**LISTING:**
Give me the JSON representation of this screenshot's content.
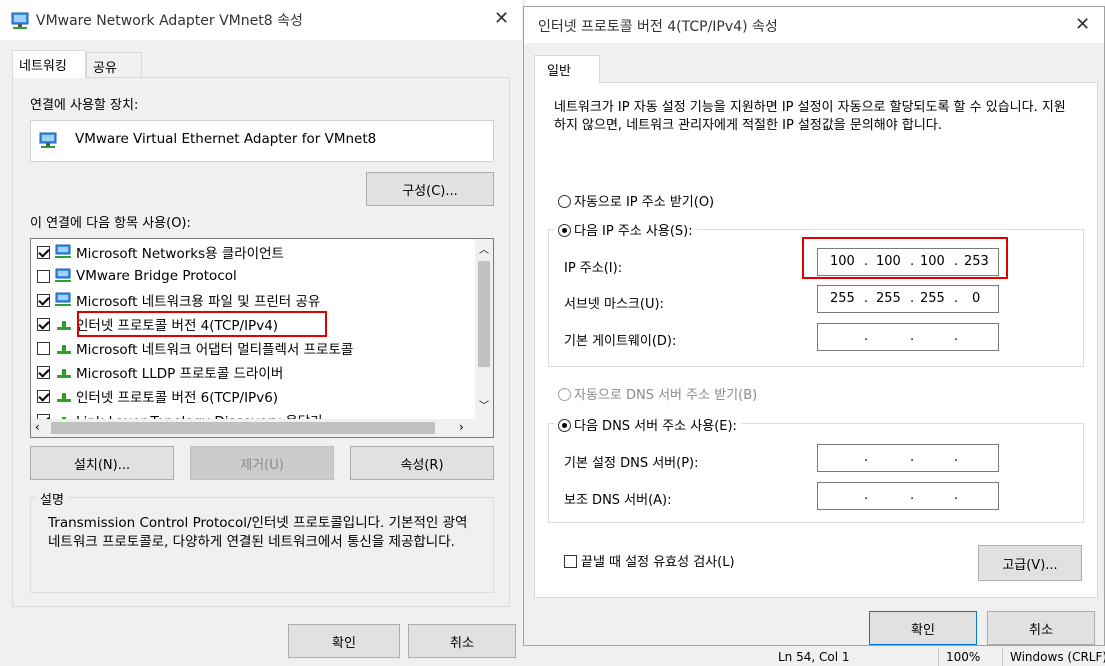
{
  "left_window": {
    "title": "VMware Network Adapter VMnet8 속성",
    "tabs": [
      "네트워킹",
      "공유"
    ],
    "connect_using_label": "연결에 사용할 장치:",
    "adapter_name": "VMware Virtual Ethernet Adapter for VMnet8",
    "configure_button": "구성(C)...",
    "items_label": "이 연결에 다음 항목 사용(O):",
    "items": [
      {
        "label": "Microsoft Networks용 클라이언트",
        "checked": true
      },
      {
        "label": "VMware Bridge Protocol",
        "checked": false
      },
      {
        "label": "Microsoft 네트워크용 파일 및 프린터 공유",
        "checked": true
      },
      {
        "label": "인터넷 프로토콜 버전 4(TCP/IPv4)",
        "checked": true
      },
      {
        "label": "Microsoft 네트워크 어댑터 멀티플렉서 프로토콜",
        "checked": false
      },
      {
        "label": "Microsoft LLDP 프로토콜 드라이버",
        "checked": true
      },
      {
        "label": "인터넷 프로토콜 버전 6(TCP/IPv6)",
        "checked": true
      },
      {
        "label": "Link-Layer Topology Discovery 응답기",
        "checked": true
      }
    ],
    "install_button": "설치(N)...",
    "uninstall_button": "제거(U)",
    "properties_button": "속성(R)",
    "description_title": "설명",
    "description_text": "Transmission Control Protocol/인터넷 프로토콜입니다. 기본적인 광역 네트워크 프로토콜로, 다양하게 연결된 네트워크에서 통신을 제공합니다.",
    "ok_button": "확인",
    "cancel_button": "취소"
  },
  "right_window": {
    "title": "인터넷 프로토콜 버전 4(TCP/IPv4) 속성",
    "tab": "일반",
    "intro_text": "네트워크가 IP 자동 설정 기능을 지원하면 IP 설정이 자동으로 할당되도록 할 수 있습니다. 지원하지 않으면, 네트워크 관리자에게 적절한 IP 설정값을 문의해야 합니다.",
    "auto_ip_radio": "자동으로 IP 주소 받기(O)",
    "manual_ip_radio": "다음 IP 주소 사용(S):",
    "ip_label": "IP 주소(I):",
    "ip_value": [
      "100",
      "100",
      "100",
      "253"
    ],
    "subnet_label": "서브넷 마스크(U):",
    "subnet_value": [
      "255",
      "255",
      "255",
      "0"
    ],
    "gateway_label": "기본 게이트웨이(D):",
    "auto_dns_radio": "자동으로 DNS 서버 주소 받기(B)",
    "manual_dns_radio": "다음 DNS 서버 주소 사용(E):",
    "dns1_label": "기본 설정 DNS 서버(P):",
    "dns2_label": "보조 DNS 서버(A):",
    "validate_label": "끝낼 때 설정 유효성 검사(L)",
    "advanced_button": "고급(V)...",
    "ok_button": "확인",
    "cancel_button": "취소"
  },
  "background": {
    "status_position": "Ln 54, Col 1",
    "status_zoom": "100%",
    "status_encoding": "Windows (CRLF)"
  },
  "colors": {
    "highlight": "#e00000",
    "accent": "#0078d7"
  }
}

--

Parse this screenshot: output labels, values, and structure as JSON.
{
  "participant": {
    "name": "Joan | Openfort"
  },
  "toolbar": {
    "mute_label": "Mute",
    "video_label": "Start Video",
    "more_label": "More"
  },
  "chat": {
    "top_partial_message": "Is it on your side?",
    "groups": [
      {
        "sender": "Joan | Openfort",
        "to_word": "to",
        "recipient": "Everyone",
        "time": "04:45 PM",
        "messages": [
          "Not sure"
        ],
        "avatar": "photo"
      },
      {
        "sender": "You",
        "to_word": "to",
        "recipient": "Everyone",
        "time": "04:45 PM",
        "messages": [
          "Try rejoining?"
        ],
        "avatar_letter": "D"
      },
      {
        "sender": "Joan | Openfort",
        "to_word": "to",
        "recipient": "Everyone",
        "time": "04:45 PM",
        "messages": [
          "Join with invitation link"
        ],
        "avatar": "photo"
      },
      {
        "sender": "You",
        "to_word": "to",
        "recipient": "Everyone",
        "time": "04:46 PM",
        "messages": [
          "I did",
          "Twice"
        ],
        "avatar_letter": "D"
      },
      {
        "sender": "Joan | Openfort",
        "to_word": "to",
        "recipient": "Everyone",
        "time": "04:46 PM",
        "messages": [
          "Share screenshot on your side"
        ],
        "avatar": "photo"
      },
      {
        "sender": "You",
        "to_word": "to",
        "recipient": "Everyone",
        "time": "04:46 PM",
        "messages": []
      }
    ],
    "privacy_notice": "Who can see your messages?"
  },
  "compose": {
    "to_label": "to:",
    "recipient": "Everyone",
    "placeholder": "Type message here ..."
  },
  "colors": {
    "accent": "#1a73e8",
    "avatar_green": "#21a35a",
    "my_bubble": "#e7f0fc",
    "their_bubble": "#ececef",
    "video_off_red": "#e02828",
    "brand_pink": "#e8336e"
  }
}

**REQUEST:**
Identify each line in the records above that contains the word "자동으로", and copy it out in full.

**RESULT:**
    "intro_text": "네트워크가 IP 자동 설정 기능을 지원하면 IP 설정이 자동으로 할당되도록 할 수 있습니다. 지원하지 않으면, 네트워크 관리자에게 적절한 IP 설정값을 문의해야 합니다.",
    "auto_ip_radio": "자동으로 IP 주소 받기(O)",
    "auto_dns_radio": "자동으로 DNS 서버 주소 받기(B)",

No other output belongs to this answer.